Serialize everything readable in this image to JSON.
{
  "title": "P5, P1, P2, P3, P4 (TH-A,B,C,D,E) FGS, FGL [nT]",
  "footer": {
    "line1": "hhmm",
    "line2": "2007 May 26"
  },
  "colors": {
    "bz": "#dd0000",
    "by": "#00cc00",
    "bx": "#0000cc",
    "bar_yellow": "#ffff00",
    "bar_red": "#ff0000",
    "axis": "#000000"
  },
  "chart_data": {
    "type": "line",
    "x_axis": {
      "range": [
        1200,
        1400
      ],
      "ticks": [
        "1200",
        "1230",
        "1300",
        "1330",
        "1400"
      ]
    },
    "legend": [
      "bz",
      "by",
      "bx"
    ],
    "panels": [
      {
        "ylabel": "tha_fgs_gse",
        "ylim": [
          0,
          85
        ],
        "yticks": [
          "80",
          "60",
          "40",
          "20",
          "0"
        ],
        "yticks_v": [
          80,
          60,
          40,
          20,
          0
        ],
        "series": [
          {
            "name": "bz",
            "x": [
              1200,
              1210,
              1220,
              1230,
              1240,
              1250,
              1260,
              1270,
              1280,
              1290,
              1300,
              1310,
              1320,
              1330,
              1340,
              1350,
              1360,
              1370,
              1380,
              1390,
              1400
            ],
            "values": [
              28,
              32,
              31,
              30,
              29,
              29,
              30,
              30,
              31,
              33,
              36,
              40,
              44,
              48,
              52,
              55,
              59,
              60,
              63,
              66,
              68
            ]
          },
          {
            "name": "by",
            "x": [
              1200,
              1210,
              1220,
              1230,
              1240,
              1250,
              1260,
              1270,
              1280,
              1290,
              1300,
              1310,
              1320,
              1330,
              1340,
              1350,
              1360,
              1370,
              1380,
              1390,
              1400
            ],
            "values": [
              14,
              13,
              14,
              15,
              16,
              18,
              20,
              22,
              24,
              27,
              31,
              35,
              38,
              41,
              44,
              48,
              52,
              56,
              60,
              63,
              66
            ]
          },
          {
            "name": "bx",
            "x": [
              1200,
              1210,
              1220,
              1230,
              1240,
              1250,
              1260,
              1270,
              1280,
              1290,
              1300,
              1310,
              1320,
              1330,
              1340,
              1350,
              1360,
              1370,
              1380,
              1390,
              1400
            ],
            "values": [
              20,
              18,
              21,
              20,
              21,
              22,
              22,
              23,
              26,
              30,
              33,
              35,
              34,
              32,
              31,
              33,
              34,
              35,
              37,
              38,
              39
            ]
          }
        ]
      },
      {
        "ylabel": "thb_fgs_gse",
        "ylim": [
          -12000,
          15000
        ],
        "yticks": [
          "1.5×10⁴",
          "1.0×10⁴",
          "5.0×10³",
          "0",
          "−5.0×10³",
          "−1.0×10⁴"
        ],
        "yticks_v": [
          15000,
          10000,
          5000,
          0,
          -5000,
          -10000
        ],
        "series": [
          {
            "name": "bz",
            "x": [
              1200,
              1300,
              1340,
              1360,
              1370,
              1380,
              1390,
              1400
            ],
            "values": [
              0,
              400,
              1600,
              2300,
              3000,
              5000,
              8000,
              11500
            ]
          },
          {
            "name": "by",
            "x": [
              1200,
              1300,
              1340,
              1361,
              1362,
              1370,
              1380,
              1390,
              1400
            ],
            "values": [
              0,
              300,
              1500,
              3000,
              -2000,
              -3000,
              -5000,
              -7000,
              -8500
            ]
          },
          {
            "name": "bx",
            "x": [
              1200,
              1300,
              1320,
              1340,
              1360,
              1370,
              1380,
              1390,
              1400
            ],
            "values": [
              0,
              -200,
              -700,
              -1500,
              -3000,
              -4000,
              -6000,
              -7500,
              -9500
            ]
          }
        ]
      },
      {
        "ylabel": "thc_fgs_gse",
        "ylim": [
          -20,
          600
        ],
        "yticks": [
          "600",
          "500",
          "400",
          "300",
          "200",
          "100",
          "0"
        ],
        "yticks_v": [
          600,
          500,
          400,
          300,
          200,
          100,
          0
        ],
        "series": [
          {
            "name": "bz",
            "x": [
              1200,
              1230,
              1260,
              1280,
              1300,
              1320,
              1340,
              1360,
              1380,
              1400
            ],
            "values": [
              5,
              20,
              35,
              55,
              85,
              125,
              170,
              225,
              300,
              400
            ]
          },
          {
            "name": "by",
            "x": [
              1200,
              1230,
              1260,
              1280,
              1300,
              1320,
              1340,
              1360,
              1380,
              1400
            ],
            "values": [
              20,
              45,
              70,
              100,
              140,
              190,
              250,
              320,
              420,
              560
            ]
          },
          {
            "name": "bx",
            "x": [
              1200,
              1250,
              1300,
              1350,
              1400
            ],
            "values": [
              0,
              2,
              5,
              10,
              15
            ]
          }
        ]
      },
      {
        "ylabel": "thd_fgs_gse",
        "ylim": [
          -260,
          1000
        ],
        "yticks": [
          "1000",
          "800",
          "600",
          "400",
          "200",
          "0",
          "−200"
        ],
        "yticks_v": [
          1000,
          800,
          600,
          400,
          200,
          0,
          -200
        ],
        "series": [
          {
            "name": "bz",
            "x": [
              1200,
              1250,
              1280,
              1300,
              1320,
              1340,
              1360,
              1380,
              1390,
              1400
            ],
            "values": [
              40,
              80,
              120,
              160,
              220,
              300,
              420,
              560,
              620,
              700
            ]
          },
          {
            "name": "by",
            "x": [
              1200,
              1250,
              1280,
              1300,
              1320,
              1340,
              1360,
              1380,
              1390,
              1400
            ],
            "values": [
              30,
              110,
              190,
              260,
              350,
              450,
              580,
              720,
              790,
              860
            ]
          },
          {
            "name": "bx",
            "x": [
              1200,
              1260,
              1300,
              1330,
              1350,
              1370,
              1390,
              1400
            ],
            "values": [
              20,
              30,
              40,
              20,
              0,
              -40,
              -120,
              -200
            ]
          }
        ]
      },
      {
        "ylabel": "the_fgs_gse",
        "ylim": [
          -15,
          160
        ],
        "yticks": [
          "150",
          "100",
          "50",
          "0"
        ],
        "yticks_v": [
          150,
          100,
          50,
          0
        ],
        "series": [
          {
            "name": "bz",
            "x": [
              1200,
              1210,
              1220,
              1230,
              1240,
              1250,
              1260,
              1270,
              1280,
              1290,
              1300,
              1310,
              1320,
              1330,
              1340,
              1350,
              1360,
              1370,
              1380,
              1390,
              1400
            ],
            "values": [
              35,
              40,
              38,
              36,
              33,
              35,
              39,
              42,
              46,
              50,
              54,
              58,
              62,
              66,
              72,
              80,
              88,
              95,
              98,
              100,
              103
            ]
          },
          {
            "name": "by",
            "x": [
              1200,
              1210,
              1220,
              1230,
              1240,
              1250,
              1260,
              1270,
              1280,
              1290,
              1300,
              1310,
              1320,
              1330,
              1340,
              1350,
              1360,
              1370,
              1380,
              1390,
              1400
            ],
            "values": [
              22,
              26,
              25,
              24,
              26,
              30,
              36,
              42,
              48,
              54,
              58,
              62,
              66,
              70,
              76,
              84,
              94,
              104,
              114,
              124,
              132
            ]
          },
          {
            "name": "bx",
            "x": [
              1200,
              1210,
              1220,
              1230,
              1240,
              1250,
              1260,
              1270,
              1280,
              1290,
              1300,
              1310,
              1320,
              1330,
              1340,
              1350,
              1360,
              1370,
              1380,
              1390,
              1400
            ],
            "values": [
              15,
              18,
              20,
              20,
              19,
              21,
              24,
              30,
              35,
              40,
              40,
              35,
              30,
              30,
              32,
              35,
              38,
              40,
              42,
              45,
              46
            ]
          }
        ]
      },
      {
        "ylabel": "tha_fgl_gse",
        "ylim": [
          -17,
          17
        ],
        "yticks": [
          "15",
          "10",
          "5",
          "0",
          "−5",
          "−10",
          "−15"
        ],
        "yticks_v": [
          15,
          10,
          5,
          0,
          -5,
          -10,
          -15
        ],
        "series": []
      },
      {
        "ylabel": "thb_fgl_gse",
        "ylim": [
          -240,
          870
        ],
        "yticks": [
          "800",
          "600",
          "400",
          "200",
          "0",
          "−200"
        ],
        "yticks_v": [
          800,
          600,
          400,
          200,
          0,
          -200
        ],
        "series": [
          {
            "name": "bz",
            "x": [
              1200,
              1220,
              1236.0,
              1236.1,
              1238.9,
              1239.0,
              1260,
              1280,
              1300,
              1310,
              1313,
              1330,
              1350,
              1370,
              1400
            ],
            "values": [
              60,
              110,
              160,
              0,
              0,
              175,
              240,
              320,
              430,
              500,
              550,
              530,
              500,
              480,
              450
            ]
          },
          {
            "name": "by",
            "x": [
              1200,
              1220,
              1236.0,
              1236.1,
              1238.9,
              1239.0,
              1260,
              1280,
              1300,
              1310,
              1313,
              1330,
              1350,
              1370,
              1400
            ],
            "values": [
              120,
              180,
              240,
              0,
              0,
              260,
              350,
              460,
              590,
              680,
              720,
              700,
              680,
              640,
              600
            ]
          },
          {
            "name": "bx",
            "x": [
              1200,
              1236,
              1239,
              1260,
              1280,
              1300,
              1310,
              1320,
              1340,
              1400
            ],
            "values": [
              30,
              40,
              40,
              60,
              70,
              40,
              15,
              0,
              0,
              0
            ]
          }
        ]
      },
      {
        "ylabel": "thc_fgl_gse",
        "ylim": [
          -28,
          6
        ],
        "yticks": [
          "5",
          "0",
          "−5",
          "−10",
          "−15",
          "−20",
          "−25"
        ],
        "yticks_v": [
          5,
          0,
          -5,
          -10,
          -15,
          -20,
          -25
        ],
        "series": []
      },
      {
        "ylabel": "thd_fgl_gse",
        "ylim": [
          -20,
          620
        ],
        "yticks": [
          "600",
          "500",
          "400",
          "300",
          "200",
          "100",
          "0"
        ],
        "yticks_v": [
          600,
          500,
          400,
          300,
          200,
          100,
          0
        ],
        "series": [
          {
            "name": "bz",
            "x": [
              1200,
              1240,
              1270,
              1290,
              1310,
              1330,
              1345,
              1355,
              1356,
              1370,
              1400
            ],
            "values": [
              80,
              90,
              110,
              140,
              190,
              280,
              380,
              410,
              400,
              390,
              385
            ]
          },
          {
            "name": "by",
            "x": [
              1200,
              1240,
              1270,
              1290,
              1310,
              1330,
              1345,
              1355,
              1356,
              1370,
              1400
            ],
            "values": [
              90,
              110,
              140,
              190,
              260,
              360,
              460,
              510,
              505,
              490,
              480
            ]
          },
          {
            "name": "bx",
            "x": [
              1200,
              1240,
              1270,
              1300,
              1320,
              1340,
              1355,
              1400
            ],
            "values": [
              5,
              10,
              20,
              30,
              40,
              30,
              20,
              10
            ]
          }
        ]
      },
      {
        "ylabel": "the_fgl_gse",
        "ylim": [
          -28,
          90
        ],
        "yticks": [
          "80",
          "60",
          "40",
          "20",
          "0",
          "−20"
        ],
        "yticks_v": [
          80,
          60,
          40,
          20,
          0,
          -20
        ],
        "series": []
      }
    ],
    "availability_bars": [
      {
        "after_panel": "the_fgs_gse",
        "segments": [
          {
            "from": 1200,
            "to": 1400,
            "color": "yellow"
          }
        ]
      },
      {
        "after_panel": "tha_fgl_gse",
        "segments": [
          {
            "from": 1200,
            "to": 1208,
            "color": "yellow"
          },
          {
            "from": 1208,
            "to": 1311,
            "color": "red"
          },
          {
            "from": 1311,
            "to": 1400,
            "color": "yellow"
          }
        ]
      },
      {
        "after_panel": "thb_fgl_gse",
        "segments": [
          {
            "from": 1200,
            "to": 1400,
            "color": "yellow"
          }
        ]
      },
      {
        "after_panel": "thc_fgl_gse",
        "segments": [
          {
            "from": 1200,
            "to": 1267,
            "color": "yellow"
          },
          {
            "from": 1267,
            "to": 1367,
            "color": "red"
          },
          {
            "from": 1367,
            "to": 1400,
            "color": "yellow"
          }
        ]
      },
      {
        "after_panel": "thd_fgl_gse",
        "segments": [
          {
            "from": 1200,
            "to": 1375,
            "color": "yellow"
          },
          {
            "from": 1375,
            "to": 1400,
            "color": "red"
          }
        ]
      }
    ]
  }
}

**Given problem:**
What is the number of lines in the data holding the word "ylabel"? Reply with that number only.

**Worked answer:**
10